**YOUR TASK**:
Please revise the lines from the first one through the one containing "jia-tag: 【甲】 [102,475,144,491]", swapping "passage" for "text" and leaving everything else untouched.
***
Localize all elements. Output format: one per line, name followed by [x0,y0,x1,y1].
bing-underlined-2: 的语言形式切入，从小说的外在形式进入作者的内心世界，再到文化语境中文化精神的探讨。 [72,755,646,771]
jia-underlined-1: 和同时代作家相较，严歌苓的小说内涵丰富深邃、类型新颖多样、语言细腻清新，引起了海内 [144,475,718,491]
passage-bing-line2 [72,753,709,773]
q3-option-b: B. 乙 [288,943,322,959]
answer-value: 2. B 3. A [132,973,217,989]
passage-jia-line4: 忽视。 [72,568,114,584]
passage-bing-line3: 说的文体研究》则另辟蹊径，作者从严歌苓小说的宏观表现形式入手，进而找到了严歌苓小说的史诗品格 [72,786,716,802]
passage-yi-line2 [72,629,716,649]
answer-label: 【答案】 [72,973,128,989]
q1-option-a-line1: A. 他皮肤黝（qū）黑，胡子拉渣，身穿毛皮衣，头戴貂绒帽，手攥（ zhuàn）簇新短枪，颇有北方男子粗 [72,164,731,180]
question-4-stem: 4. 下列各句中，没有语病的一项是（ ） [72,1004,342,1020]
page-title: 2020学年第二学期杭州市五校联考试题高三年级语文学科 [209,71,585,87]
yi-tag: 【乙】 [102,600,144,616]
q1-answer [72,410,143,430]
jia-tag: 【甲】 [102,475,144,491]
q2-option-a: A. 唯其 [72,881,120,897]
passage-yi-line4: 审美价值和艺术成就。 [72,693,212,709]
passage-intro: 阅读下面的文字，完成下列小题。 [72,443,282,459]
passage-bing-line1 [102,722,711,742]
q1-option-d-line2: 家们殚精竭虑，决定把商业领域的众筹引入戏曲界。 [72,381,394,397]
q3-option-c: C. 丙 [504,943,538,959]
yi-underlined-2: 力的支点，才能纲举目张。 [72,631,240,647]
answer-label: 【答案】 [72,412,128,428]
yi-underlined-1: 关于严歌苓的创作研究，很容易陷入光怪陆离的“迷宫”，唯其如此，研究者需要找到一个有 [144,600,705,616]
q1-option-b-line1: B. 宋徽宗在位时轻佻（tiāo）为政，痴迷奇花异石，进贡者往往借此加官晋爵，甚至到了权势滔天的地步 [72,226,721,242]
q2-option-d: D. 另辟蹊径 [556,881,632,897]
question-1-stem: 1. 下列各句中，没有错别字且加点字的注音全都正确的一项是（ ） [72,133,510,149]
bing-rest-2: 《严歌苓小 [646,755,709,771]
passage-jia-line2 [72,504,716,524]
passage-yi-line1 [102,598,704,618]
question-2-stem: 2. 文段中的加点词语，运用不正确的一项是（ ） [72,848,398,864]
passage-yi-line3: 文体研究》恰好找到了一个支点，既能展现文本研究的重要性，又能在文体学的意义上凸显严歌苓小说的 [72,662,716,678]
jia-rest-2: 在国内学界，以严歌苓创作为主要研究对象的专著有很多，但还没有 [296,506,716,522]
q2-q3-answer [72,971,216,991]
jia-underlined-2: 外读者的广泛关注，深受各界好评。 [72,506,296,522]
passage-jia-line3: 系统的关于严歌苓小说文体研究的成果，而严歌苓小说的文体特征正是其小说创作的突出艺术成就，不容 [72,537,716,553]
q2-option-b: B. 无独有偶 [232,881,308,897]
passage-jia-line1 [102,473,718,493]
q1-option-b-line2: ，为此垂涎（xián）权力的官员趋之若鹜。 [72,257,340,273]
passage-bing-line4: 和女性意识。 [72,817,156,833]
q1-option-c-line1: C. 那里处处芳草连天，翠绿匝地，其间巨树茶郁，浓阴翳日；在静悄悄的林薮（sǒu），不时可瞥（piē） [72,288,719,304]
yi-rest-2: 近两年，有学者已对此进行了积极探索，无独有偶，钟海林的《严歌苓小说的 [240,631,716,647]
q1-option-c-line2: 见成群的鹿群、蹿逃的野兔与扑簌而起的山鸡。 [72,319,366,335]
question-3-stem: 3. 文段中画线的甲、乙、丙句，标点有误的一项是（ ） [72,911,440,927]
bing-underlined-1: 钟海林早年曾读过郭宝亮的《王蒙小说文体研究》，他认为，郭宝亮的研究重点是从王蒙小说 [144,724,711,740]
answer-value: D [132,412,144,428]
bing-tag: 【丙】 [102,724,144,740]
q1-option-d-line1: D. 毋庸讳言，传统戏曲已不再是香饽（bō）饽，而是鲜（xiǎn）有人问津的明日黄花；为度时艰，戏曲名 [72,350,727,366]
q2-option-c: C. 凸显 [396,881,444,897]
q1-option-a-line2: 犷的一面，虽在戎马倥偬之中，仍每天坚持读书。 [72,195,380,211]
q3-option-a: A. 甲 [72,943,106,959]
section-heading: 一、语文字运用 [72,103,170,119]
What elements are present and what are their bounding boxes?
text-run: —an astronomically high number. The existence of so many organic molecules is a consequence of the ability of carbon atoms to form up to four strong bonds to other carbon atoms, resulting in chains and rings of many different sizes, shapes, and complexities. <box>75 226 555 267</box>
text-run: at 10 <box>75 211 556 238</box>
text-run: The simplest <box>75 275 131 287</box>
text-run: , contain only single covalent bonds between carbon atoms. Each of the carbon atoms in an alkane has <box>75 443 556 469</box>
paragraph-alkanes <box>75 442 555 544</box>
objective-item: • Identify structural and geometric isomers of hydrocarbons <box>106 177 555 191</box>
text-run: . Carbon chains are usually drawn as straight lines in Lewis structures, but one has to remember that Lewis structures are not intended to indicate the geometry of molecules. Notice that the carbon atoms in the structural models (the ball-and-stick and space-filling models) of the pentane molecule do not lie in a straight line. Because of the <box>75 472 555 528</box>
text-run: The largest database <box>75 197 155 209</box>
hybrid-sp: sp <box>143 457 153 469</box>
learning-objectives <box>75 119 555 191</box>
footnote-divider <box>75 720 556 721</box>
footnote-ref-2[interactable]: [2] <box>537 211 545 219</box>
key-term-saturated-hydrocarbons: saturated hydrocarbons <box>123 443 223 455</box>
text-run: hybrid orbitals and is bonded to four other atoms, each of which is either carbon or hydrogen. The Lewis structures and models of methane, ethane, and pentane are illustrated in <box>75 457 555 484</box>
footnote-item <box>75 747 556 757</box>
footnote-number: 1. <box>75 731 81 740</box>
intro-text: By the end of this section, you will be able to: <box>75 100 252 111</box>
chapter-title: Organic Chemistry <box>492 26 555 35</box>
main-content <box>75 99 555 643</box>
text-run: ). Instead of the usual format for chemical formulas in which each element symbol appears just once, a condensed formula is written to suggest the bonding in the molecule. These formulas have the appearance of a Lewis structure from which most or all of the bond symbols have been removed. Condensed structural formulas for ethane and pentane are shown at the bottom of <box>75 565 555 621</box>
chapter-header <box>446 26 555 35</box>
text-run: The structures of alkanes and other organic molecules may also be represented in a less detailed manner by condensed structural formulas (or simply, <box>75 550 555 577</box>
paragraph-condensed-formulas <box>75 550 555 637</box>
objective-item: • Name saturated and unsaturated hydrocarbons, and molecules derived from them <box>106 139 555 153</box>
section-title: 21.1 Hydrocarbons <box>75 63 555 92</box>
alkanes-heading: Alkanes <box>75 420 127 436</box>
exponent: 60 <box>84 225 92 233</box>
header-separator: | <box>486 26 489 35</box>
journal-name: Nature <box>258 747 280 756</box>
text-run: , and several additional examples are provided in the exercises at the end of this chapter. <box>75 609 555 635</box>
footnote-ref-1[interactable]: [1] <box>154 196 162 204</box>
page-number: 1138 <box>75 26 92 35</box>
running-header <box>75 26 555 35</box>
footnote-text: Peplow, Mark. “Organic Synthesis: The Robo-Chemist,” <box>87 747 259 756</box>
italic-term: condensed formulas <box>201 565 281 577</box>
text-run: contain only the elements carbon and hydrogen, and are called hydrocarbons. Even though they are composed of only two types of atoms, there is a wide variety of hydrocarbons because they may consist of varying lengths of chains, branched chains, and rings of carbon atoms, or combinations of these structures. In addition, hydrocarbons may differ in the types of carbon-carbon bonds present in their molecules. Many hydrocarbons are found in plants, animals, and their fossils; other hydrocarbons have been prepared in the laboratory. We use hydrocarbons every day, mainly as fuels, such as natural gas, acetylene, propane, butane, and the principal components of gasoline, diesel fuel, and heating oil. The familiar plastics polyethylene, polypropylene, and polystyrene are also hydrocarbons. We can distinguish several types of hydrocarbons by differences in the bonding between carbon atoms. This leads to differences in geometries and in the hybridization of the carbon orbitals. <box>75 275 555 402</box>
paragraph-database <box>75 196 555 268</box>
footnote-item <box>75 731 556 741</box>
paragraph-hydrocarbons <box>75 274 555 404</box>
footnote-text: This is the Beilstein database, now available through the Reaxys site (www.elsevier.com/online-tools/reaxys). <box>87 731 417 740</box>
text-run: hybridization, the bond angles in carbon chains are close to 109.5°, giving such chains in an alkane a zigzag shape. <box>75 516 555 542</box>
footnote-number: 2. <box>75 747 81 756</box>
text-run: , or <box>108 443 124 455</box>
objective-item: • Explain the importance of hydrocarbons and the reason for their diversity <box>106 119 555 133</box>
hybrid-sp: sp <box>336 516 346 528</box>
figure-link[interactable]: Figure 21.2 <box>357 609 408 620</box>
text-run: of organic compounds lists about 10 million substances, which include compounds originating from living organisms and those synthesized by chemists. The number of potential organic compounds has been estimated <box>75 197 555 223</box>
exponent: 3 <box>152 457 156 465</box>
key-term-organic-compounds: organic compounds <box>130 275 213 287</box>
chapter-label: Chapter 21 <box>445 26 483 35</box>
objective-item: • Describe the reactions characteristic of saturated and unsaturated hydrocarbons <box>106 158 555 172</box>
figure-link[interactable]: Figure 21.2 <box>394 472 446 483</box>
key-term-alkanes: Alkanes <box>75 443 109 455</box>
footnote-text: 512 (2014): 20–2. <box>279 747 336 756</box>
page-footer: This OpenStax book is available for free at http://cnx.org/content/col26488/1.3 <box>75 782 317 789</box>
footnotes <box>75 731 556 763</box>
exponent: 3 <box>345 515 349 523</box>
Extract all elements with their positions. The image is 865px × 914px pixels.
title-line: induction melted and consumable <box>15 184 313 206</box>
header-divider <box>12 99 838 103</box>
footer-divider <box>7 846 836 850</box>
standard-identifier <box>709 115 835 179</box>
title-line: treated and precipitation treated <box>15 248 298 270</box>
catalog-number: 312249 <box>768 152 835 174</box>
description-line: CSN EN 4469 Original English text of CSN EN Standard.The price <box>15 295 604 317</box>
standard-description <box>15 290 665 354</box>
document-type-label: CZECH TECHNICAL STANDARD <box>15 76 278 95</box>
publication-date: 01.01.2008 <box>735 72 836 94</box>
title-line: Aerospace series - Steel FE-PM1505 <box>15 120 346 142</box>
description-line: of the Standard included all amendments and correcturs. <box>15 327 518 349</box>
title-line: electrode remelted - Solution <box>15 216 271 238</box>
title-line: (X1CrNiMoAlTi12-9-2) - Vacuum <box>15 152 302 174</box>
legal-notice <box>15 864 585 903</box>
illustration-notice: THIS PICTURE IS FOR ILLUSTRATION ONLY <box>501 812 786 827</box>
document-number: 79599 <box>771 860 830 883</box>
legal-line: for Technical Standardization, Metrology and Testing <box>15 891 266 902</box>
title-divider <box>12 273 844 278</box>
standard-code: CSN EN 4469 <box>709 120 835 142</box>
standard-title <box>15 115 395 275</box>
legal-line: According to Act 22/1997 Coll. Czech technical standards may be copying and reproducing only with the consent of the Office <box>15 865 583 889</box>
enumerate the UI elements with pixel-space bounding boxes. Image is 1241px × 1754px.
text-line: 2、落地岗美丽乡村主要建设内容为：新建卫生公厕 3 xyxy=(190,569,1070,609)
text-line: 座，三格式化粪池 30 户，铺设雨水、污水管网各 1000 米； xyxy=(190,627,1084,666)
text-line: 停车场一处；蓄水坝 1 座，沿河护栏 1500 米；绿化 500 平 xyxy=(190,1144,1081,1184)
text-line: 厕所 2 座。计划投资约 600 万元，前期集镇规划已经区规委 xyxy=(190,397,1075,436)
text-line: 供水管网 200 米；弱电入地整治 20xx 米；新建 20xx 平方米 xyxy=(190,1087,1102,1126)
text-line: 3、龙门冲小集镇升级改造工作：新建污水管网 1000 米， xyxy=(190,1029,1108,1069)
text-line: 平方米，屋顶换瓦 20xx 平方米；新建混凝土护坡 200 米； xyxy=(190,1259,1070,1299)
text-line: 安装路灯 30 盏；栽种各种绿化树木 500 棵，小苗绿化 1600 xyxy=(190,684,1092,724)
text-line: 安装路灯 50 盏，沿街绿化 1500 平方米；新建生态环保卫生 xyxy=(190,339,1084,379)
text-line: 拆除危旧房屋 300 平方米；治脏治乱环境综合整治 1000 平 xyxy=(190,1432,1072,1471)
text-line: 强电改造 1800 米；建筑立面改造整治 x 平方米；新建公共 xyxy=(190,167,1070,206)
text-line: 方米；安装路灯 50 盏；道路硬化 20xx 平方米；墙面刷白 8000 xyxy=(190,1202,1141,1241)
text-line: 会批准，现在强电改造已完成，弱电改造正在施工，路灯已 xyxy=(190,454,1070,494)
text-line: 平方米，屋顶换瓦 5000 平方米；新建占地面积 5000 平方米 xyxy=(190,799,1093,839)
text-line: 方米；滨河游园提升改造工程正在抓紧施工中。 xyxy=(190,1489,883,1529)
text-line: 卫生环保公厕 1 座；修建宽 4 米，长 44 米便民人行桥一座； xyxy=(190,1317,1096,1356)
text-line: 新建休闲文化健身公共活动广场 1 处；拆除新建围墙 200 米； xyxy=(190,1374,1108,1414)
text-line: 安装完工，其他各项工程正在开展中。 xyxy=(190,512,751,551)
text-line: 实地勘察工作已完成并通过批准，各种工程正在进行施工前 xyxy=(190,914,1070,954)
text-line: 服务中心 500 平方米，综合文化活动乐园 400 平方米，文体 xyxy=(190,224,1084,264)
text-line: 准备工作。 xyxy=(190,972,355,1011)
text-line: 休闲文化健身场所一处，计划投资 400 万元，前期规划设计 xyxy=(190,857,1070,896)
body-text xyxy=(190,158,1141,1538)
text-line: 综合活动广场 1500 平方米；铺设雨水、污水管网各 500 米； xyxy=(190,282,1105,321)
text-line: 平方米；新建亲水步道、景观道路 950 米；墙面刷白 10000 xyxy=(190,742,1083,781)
***
**RESPONSE TO THIS EXERCISE**:
Localize all elements. Output format: one per line, name followed by [x0,y0,x1,y1].
bing-underlined-2: 的语言形式切入，从小说的外在形式进入作者的内心世界，再到文化语境中文化精神的探讨。 [72,755,646,771]
jia-underlined-1: 和同时代作家相较，严歌苓的小说内涵丰富深邃、类型新颖多样、语言细腻清新，引起了海内 [144,475,718,491]
text-bing-line2 [72,753,709,773]
q3-option-b: B. 乙 [288,943,322,959]
answer-value: 2. B 3. A [132,973,217,989]
text-jia-line4: 忽视。 [72,568,114,584]
text-bing-line3: 说的文体研究》则另辟蹊径，作者从严歌苓小说的宏观表现形式入手，进而找到了严歌苓小说的史诗品格 [72,786,716,802]
text-yi-line2 [72,629,716,649]
answer-label: 【答案】 [72,973,128,989]
q1-option-a-line1: A. 他皮肤黝（qū）黑，胡子拉渣，身穿毛皮衣，头戴貂绒帽，手攥（ zhuàn）簇新短枪，颇有北方男子粗 [72,164,731,180]
question-4-stem: 4. 下列各句中，没有语病的一项是（ ） [72,1004,342,1020]
page-title: 2020学年第二学期杭州市五校联考试题高三年级语文学科 [209,71,585,87]
yi-tag: 【乙】 [102,600,144,616]
q1-answer [72,410,143,430]
jia-tag: 【甲】 [102,475,144,491]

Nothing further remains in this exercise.